Material
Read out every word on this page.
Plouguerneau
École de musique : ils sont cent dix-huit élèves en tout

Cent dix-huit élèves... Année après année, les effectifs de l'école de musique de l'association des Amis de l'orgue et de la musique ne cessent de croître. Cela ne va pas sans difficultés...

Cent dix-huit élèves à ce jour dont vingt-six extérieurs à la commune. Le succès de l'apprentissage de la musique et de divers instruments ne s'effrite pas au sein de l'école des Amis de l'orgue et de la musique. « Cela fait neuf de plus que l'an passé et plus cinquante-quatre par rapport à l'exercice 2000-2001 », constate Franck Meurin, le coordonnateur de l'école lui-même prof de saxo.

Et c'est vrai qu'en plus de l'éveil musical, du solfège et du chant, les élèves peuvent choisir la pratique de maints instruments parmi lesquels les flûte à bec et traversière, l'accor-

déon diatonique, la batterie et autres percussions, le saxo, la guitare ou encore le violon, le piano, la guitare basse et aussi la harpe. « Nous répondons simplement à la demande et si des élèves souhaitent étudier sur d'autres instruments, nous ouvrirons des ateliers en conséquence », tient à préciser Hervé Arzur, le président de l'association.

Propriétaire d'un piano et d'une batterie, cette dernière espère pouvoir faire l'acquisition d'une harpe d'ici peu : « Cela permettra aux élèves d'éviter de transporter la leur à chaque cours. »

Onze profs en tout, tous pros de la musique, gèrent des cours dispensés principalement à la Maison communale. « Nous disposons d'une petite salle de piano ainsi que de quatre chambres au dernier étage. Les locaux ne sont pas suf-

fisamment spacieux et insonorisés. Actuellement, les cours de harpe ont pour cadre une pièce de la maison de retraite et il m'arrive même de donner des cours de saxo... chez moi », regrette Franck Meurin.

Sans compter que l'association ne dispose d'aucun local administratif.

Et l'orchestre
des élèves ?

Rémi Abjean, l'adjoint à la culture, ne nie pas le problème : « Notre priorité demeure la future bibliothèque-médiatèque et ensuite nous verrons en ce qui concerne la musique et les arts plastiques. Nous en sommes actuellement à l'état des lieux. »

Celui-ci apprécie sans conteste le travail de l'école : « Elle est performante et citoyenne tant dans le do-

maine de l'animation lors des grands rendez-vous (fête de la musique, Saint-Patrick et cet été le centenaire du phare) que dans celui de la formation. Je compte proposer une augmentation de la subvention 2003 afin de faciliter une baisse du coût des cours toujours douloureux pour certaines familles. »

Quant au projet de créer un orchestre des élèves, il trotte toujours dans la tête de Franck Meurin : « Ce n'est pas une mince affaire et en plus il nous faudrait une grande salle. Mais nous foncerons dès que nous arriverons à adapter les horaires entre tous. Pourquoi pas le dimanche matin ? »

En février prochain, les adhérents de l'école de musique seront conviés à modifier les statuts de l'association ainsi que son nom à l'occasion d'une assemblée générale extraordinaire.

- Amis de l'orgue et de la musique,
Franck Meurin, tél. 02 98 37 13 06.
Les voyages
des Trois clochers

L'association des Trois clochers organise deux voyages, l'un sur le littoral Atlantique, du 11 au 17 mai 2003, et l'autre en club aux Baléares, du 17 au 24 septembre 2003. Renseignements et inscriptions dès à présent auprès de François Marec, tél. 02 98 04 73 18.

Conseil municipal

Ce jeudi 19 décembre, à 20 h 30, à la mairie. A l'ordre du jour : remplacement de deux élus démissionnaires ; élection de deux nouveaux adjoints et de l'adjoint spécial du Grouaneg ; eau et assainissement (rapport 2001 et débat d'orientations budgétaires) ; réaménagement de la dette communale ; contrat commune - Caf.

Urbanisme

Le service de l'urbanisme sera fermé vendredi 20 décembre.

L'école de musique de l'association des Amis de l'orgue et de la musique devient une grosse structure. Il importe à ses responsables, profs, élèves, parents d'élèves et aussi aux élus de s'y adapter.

Exercise instructions
Please repeat the material above, word for word and in full.

Solution
Read out every word on this page.
Plouguerneau
École de musique : ils sont cent dix-huit élèves en tout

Cent dix-huit élèves... Année après année, les effectifs de l'école de musique de l'association des Amis de l'orgue et de la musique ne cessent de croître. Cela ne va pas sans difficultés...

Cent dix-huit élèves à ce jour dont vingt-six extérieurs à la commune. Le succès de l'apprentissage de la musique et de divers instruments ne s'effrite pas au sein de l'école des Amis de l'orgue et de la musique. « Cela fait neuf de plus que l'an passé et plus cinquante-quatre par rapport à l'exercice 2000-2001 », constate Franck Meurin, le coordonnateur de l'école lui-même prof de saxo.

Et c'est vrai qu'en plus de l'éveil musical, du solfège et du chant, les élèves peuvent choisir la pratique de maints instruments parmi lesquels les flûte à bec et traversière, l'accor-

déon diatonique, la batterie et autres percussions, le saxo, la guitare ou encore le violon, le piano, la guitare basse et aussi la harpe. « Nous répondons simplement à la demande et si des élèves souhaitent étudier sur d'autres instruments, nous ouvrirons des ateliers en conséquence », tient à préciser Hervé Arzur, le président de l'association.

Propriétaire d'un piano et d'une batterie, cette dernière espère pouvoir faire l'acquisition d'une harpe d'ici peu : « Cela permettra aux élèves d'éviter de transporter la leur à chaque cours. »

Onze profs en tout, tous pros de la musique, gèrent des cours dispensés principalement à la Maison communale. « Nous disposons d'une petite salle de piano ainsi que de quatre chambres au dernier étage. Les locaux ne sont pas suf-

fisamment spacieux et insonorisés. Actuellement, les cours de harpe ont pour cadre une pièce de la maison de retraite et il m'arrive même de donner des cours de saxo... chez moi », regrette Franck Meurin.

Sans compter que l'association ne dispose d'aucun local administratif.

Et l'orchestre
des élèves ?

Rémi Abjean, l'adjoint à la culture, ne nie pas le problème : « Notre priorité demeure la future bibliothèque-médiatèque et ensuite nous verrons en ce qui concerne la musique et les arts plastiques. Nous en sommes actuellement à l'état des lieux. »

Celui-ci apprécie sans conteste le travail de l'école : « Elle est performante et citoyenne tant dans le do-

maine de l'animation lors des grands rendez-vous (fête de la musique, Saint-Patrick et cet été le centenaire du phare) que dans celui de la formation. Je compte proposer une augmentation de la subvention 2003 afin de faciliter une baisse du coût des cours toujours douloureux pour certaines familles. »

Quant au projet de créer un orchestre des élèves, il trotte toujours dans la tête de Franck Meurin : « Ce n'est pas une mince affaire et en plus il nous faudrait une grande salle. Mais nous foncerons dès que nous arriverons à adapter les horaires entre tous. Pourquoi pas le dimanche matin ? »

En février prochain, les adhérents de l'école de musique seront conviés à modifier les statuts de l'association ainsi que son nom à l'occasion d'une assemblée générale extraordinaire.

- Amis de l'orgue et de la musique,
Franck Meurin, tél. 02 98 37 13 06.
Les voyages
des Trois clochers

L'association des Trois clochers organise deux voyages, l'un sur le littoral Atlantique, du 11 au 17 mai 2003, et l'autre en club aux Baléares, du 17 au 24 septembre 2003. Renseignements et inscriptions dès à présent auprès de François Marec, tél. 02 98 04 73 18.

Conseil municipal

Ce jeudi 19 décembre, à 20 h 30, à la mairie. A l'ordre du jour : remplacement de deux élus démissionnaires ; élection de deux nouveaux adjoints et de l'adjoint spécial du Grouaneg ; eau et assainissement (rapport 2001 et débat d'orientations budgétaires) ; réaménagement de la dette communale ; contrat commune - Caf.

Urbanisme

Le service de l'urbanisme sera fermé vendredi 20 décembre.

L'école de musique de l'association des Amis de l'orgue et de la musique devient une grosse structure. Il importe à ses responsables, profs, élèves, parents d'élèves et aussi aux élus de s'y adapter.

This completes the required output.